>> Start

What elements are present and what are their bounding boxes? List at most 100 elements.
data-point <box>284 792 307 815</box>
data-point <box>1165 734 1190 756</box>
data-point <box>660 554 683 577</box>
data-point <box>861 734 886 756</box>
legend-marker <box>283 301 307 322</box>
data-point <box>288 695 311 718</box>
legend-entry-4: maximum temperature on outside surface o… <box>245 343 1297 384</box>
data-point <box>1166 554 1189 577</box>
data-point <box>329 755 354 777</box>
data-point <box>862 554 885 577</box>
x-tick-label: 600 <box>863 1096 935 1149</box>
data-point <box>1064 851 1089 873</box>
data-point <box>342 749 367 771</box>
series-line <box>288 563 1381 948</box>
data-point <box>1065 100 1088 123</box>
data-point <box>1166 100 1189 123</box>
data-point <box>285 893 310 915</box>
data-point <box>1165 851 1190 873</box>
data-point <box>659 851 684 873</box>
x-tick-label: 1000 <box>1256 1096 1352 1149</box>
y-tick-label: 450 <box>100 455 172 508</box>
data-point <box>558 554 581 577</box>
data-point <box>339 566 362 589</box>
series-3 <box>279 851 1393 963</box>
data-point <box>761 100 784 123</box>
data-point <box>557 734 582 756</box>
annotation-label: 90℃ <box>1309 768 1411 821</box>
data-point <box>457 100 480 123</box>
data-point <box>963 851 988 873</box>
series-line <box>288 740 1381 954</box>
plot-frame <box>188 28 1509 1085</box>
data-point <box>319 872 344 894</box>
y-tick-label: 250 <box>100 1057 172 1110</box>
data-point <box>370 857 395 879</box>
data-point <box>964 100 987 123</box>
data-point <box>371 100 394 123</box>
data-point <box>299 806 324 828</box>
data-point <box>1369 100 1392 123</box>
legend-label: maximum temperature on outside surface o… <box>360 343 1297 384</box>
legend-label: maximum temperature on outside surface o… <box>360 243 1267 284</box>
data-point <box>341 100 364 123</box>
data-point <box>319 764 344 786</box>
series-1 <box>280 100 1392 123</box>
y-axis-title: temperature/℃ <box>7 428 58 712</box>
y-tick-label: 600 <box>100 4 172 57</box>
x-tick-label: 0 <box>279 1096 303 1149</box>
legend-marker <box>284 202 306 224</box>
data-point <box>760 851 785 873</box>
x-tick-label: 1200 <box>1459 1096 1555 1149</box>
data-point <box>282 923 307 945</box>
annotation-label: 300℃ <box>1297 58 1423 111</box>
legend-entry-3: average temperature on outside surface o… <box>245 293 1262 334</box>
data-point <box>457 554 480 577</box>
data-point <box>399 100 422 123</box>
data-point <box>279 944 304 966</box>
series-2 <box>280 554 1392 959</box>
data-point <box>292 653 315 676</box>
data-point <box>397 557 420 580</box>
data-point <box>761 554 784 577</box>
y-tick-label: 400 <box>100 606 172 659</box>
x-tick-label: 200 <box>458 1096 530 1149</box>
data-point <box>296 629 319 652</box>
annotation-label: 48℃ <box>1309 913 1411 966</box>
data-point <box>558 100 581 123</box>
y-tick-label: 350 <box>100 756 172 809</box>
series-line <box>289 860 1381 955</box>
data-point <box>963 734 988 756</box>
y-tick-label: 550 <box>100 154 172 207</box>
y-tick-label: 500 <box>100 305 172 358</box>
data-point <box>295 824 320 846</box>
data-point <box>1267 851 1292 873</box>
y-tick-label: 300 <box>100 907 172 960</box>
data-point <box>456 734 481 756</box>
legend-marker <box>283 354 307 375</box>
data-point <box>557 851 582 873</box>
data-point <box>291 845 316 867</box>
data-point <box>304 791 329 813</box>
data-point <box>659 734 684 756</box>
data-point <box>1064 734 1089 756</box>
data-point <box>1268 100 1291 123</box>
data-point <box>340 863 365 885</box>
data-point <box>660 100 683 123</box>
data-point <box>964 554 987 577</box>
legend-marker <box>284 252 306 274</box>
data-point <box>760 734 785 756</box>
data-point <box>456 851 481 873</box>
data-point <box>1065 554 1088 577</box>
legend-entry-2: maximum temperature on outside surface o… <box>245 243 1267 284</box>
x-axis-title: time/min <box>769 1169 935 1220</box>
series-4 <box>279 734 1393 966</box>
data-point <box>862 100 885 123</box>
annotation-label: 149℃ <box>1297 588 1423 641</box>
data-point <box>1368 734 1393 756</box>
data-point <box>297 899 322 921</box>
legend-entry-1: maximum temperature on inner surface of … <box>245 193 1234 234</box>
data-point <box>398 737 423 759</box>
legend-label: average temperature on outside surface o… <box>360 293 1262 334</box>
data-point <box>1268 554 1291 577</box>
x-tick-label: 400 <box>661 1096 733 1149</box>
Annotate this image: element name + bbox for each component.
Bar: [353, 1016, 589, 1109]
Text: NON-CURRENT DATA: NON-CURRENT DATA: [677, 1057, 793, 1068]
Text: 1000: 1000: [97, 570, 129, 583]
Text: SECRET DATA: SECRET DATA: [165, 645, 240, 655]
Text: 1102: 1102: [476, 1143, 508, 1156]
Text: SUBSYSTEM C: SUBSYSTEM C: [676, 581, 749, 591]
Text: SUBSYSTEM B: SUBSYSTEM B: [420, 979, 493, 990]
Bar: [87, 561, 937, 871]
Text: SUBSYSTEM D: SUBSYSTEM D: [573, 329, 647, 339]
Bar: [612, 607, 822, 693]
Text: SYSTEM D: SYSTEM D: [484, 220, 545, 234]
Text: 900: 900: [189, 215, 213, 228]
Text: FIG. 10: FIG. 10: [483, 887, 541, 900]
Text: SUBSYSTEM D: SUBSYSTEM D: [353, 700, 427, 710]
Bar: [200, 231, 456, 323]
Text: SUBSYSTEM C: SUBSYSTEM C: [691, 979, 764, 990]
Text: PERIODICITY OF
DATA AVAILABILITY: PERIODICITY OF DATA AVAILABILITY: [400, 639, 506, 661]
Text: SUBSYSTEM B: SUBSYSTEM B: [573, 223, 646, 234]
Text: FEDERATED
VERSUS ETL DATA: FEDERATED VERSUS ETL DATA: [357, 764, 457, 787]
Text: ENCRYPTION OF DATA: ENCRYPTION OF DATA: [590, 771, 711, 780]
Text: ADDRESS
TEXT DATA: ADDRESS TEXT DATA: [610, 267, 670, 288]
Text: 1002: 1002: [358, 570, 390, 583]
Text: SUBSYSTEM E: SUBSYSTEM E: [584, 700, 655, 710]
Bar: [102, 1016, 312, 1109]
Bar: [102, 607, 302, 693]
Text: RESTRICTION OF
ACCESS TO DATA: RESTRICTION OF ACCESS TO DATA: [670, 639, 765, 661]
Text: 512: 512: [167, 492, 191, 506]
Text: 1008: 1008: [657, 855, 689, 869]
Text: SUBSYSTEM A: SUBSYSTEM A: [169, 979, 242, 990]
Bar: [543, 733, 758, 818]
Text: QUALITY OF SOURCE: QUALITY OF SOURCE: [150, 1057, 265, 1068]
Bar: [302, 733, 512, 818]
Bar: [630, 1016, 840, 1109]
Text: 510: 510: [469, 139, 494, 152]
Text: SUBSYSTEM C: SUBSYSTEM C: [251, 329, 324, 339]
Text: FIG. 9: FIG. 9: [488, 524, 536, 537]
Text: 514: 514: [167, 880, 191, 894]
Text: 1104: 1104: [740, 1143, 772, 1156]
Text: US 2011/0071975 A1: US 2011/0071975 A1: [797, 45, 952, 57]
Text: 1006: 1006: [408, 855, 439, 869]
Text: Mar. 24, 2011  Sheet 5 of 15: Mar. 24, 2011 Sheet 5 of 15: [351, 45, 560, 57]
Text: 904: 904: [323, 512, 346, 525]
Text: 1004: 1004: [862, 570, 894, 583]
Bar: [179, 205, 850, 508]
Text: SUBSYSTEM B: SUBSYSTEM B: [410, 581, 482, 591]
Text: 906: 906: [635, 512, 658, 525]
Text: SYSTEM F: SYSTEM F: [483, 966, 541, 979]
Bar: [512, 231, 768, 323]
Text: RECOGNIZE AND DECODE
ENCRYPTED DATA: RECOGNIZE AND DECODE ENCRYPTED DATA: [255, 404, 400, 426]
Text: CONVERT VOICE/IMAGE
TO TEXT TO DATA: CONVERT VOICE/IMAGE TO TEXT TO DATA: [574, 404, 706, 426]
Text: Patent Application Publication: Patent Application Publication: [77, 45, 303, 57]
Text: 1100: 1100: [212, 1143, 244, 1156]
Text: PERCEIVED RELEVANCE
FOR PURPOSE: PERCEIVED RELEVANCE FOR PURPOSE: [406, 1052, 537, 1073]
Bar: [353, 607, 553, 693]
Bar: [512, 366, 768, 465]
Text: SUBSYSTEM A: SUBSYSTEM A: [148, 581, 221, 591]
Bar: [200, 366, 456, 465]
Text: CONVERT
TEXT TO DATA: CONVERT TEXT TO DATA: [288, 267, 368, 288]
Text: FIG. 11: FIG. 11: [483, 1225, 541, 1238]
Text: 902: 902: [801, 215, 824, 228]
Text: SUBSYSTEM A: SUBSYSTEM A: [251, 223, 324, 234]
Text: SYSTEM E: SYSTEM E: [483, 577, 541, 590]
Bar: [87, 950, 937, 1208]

>> End

- _Work to complete_:
Collect every line of the listing that contains the string "marker". Treat uppercase and lowercase letters as different.

- _Finished task_:
legend-marker <box>283 301 307 322</box>
legend-marker <box>284 202 306 224</box>
legend-marker <box>283 354 307 375</box>
legend-marker <box>284 252 306 274</box>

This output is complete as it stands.